→ **YOUR GOAL**
Retype the listing that follows, word for word.

→ **Recorded data**
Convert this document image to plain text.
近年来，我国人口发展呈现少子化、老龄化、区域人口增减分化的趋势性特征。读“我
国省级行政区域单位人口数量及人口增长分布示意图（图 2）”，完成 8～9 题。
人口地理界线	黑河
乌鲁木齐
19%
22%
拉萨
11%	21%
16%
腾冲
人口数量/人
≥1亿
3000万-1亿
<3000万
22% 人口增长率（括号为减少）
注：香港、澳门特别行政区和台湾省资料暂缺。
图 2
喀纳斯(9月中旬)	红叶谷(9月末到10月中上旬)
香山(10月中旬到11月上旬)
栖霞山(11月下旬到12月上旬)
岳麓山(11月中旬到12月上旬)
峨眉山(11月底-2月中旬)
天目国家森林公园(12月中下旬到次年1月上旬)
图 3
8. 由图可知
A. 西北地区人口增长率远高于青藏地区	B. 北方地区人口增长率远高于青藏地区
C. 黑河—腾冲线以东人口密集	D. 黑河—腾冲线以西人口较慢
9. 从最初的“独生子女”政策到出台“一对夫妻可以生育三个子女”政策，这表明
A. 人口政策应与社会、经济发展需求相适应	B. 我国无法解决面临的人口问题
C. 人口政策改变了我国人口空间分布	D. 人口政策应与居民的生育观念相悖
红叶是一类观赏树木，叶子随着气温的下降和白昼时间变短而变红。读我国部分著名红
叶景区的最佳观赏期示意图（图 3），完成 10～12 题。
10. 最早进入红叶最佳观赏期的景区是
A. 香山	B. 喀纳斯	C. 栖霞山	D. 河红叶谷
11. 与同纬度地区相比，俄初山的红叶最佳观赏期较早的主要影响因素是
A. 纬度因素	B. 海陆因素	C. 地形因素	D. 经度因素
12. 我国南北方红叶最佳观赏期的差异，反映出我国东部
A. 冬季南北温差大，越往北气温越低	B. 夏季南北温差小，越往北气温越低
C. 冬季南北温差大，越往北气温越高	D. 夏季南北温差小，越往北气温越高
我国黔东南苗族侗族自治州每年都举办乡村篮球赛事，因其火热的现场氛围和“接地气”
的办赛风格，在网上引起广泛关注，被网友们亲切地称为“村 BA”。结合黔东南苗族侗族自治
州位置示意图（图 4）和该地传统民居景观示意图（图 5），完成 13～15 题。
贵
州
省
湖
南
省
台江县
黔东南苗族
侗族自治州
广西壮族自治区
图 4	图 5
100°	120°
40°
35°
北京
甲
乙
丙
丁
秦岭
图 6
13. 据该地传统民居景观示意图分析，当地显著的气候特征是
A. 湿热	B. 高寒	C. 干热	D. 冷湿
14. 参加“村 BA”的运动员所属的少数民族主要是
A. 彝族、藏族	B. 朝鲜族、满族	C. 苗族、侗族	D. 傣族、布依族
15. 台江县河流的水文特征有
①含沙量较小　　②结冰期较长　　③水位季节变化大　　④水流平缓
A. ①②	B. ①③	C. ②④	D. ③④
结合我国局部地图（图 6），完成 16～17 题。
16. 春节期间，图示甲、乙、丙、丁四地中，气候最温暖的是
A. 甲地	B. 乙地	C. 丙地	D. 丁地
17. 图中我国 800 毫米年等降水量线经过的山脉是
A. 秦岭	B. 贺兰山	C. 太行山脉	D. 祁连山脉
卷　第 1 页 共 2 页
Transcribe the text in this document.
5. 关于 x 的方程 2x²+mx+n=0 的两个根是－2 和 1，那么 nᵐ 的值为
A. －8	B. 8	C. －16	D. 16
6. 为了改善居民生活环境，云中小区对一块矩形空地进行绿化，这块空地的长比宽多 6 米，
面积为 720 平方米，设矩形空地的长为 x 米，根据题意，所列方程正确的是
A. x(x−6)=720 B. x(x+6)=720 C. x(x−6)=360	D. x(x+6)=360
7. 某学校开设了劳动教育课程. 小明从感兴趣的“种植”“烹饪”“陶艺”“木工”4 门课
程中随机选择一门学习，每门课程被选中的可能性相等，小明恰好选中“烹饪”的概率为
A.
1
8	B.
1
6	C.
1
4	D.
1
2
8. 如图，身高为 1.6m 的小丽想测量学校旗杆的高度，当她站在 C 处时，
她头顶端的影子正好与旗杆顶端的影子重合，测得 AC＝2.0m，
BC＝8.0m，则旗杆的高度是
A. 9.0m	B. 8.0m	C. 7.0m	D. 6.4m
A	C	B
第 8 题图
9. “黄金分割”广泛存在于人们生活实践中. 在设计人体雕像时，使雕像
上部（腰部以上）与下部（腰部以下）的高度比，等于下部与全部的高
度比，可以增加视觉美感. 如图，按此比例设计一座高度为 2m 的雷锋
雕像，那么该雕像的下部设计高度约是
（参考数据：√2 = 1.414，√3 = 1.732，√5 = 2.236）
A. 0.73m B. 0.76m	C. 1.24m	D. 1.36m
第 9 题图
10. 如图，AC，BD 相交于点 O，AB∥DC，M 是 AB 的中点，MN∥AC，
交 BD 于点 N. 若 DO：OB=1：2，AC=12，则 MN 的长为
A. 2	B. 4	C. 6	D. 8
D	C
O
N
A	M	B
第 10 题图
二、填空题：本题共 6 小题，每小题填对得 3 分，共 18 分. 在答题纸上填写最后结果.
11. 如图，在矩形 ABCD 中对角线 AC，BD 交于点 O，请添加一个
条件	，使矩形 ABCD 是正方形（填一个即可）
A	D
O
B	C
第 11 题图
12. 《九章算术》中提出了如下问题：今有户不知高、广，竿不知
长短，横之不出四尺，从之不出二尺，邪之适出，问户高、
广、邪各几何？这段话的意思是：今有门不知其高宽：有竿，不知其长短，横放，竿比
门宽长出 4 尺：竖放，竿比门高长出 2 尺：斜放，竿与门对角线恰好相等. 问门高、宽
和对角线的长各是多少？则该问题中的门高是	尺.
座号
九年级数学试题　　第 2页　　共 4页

→ **ANSWER TO THIS TASK**
Convert this document image to plain text.
近年来，我国人口发展呈现少子化、老龄化、区域人口增减分化的趋势性特征。读“我
国省级行政区域单位人口数量及人口增长分布示意图（图 2）”，完成 8～9 题。
人口地理界线	黑河
乌鲁木齐
19%
22%
拉萨
11%	21%
16%
腾冲
人口数量/人
≥1亿
3000万-1亿
<3000万
22% 人口增长率（括号为减少）
注：香港、澳门特别行政区和台湾省资料暂缺。
图 2
喀纳斯(9月中旬)	红叶谷(9月末到10月中上旬)
香山(10月中旬到11月上旬)
栖霞山(11月下旬到12月上旬)
岳麓山(11月中旬到12月上旬)
峨眉山(11月底-2月中旬)
天目国家森林公园(12月中下旬到次年1月上旬)
图 3
8. 由图可知
A. 西北地区人口增长率远高于青藏地区	B. 北方地区人口增长率远高于青藏地区
C. 黑河—腾冲线以东人口密集	D. 黑河—腾冲线以西人口较慢
9. 从最初的“独生子女”政策到出台“一对夫妻可以生育三个子女”政策，这表明
A. 人口政策应与社会、经济发展需求相适应	B. 我国无法解决面临的人口问题
C. 人口政策改变了我国人口空间分布	D. 人口政策应与居民的生育观念相悖
红叶是一类观赏树木，叶子随着气温的下降和白昼时间变短而变红。读我国部分著名红
叶景区的最佳观赏期示意图（图 3），完成 10～12 题。
10. 最早进入红叶最佳观赏期的景区是
A. 香山	B. 喀纳斯	C. 栖霞山	D. 河红叶谷
11. 与同纬度地区相比，俄初山的红叶最佳观赏期较早的主要影响因素是
A. 纬度因素	B. 海陆因素	C. 地形因素	D. 经度因素
12. 我国南北方红叶最佳观赏期的差异，反映出我国东部
A. 冬季南北温差大，越往北气温越低	B. 夏季南北温差小，越往北气温越低
C. 冬季南北温差大，越往北气温越高	D. 夏季南北温差小，越往北气温越高
我国黔东南苗族侗族自治州每年都举办乡村篮球赛事，因其火热的现场氛围和“接地气”
的办赛风格，在网上引起广泛关注，被网友们亲切地称为“村 BA”。结合黔东南苗族侗族自治
州位置示意图（图 4）和该地传统民居景观示意图（图 5），完成 13～15 题。
贵
州
省
湖
南
省
台江县
黔东南苗族
侗族自治州
广西壮族自治区
图 4	图 5
100°	120°
40°
35°
北京
甲
乙
丙
丁
秦岭
图 6
13. 据该地传统民居景观示意图分析，当地显著的气候特征是
A. 湿热	B. 高寒	C. 干热	D. 冷湿
14. 参加“村 BA”的运动员所属的少数民族主要是
A. 彝族、藏族	B. 朝鲜族、满族	C. 苗族、侗族	D. 傣族、布依族
15. 台江县河流的水文特征有
①含沙量较小　　②结冰期较长　　③水位季节变化大　　④水流平缓
A. ①②	B. ①③	C. ②④	D. ③④
结合我国局部地图（图 6），完成 16～17 题。
16. 春节期间，图示甲、乙、丙、丁四地中，气候最温暖的是
A. 甲地	B. 乙地	C. 丙地	D. 丁地
17. 图中我国 800 毫米年等降水量线经过的山脉是
A. 秦岭	B. 贺兰山	C. 太行山脉	D. 祁连山脉
卷　第 1 页 共 2 页
Transcribe the text in this document.
5. 关于 x 的方程 2x²+mx+n=0 的两个根是－2 和 1，那么 nᵐ 的值为
A. －8	B. 8	C. －16	D. 16
6. 为了改善居民生活环境，云中小区对一块矩形空地进行绿化，这块空地的长比宽多 6 米，
面积为 720 平方米，设矩形空地的长为 x 米，根据题意，所列方程正确的是
A. x(x−6)=720 B. x(x+6)=720 C. x(x−6)=360	D. x(x+6)=360
7. 某学校开设了劳动教育课程. 小明从感兴趣的“种植”“烹饪”“陶艺”“木工”4 门课
程中随机选择一门学习，每门课程被选中的可能性相等，小明恰好选中“烹饪”的概率为
A.
1
8	B.
1
6	C.
1
4	D.
1
2
8. 如图，身高为 1.6m 的小丽想测量学校旗杆的高度，当她站在 C 处时，
她头顶端的影子正好与旗杆顶端的影子重合，测得 AC＝2.0m，
BC＝8.0m，则旗杆的高度是
A. 9.0m	B. 8.0m	C. 7.0m	D. 6.4m
A	C	B
第 8 题图
9. “黄金分割”广泛存在于人们生活实践中. 在设计人体雕像时，使雕像
上部（腰部以上）与下部（腰部以下）的高度比，等于下部与全部的高
度比，可以增加视觉美感. 如图，按此比例设计一座高度为 2m 的雷锋
雕像，那么该雕像的下部设计高度约是
（参考数据：√2 = 1.414，√3 = 1.732，√5 = 2.236）
A. 0.73m B. 0.76m	C. 1.24m	D. 1.36m
第 9 题图
10. 如图，AC，BD 相交于点 O，AB∥DC，M 是 AB 的中点，MN∥AC，
交 BD 于点 N. 若 DO：OB=1：2，AC=12，则 MN 的长为
A. 2	B. 4	C. 6	D. 8
D	C
O
N
A	M	B
第 10 题图
二、填空题：本题共 6 小题，每小题填对得 3 分，共 18 分. 在答题纸上填写最后结果.
11. 如图，在矩形 ABCD 中对角线 AC，BD 交于点 O，请添加一个
条件	，使矩形 ABCD 是正方形（填一个即可）
A	D
O
B	C
第 11 题图
12. 《九章算术》中提出了如下问题：今有户不知高、广，竿不知
长短，横之不出四尺，从之不出二尺，邪之适出，问户高、
广、邪各几何？这段话的意思是：今有门不知其高宽：有竿，不知其长短，横放，竿比
门宽长出 4 尺：竖放，竿比门高长出 2 尺：斜放，竿与门对角线恰好相等. 问门高、宽
和对角线的长各是多少？则该问题中的门高是	尺.
座号
九年级数学试题　　第 2页　　共 4页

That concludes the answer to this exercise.